**Directions:** Starting with "Purpose of the" and going on through "power envelope correlation.", write out that part of the study summary again, switching "typically developing" to "neurotypical".

**Reading passage:**
************
Purpose of the Study:

  • Investigate PL abilities in children with SeLFE.
  • Examine the interaction between PL and rsFC reorganization in SeLFE.
  • Determine the impact of interictal epileptic discharges (IEDs) on PL and rsFC.

Main Methods:

  • Used a serial reaction time task and resting-state magnetoencephalography (MEG) in 10 children with SeLFE and 28 typically developing (TD) controls.
  • Assessed pre- to post-learning rsFC changes using band-limited power envelope correlation.
  • Regressed interictal epileptic discharges (IEDs) from rsFC data in the SeLFE group.

Main Results:

  • Children with SeLFE exhibited atypical pre- to post-learning rsFC changes in widespread brain networks (theta, alpha, low beta bands).
  • Reduced PL performance was observed in children with SeLFE compared to TD peers.
  • Lower PL performance correlated negatively with sleep IED frequency in SeLFE patients.

Conclusions:

  • This is the first MEG study demonstrating reduced PL and atypical rsFC reorganization post-learning in children with SeLFE.
  • The pathophysiology of SeLFE, including chronic IEDs, detrimentally affects PL acquisition and brain-behavior processes.
  • Findings highlight the need to consider PL network development in managing pediatric epilepsy.
************
**Supplied data:**
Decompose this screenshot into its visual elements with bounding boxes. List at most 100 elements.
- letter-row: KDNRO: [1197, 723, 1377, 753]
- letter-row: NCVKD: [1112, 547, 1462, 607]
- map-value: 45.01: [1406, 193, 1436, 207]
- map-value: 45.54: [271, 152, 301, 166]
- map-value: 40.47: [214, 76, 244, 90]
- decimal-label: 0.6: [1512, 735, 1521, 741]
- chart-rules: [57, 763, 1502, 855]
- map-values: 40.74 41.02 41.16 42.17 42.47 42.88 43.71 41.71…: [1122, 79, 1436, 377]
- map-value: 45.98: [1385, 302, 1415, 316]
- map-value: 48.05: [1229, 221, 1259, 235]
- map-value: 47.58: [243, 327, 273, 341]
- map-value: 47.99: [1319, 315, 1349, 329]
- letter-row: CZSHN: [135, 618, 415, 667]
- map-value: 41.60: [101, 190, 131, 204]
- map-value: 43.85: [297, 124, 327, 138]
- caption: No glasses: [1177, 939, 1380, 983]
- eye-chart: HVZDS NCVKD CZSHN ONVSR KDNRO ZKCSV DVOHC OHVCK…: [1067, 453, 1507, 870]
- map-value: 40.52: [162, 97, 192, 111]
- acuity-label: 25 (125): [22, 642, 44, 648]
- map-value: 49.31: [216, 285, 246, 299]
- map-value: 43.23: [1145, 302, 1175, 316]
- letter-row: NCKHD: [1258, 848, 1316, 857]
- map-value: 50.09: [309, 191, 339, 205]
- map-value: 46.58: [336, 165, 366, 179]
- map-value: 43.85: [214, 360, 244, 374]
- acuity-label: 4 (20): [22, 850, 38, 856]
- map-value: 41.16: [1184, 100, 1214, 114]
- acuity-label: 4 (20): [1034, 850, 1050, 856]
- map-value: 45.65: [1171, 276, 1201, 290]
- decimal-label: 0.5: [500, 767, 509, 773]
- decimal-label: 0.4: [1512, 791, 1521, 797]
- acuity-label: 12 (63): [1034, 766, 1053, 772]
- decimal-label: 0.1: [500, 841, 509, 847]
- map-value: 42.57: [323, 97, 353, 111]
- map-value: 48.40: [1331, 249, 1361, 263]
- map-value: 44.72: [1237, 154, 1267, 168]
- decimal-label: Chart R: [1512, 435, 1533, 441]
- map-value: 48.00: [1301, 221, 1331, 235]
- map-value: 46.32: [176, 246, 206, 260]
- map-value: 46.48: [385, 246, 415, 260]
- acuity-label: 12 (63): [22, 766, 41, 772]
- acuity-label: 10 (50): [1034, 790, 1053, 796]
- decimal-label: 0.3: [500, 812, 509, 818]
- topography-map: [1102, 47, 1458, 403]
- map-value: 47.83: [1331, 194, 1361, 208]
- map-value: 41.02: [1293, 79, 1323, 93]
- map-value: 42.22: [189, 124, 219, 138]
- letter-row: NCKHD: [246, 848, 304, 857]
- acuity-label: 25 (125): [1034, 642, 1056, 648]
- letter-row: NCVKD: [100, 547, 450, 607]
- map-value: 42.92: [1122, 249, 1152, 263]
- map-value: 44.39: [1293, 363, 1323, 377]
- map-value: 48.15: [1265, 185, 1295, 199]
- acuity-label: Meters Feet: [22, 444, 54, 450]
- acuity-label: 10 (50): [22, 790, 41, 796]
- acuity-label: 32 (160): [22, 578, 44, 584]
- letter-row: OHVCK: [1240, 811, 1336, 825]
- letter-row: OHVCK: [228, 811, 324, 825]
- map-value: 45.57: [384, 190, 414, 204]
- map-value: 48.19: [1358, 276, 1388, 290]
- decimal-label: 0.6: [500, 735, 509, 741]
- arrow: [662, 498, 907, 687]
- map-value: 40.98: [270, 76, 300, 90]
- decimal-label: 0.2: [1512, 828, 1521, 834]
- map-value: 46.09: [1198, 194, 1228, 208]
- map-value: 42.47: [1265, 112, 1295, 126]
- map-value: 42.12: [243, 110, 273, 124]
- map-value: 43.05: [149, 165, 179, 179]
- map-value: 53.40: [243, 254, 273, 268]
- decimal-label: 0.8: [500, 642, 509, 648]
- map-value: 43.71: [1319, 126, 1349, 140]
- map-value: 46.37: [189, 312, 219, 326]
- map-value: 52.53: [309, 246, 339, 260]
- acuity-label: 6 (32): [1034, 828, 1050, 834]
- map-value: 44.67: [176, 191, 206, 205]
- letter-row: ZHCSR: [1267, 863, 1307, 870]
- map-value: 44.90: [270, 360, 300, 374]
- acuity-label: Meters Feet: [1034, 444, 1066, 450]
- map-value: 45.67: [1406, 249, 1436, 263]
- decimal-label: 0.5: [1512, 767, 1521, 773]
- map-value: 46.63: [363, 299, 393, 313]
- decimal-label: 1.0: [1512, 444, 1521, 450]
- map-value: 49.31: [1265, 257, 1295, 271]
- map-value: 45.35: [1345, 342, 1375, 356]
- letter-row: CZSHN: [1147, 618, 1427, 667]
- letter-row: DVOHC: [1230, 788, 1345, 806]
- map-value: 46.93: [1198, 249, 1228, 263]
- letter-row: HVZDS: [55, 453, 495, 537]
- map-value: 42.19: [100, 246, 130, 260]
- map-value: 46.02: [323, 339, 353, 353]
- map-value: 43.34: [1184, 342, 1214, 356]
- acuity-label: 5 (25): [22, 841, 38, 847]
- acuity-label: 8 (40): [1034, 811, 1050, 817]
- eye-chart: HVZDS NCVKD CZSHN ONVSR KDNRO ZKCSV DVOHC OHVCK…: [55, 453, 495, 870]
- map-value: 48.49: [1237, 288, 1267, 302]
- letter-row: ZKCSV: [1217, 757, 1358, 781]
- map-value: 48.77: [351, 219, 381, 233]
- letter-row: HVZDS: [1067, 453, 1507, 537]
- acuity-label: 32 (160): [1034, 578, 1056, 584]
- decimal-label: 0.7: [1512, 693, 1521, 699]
************
**Output for this exercise:**
Purpose of the Study:

  • Investigate PL abilities in children with SeLFE.
  • Examine the interaction between PL and rsFC reorganization in SeLFE.
  • Determine the impact of interictal epileptic discharges (IEDs) on PL and rsFC.

Main Methods:

  • Used a serial reaction time task and resting-state magnetoencephalography (MEG) in 10 children with SeLFE and 28 neurotypical (TD) controls.
  • Assessed pre- to post-learning rsFC changes using band-limited power envelope correlation.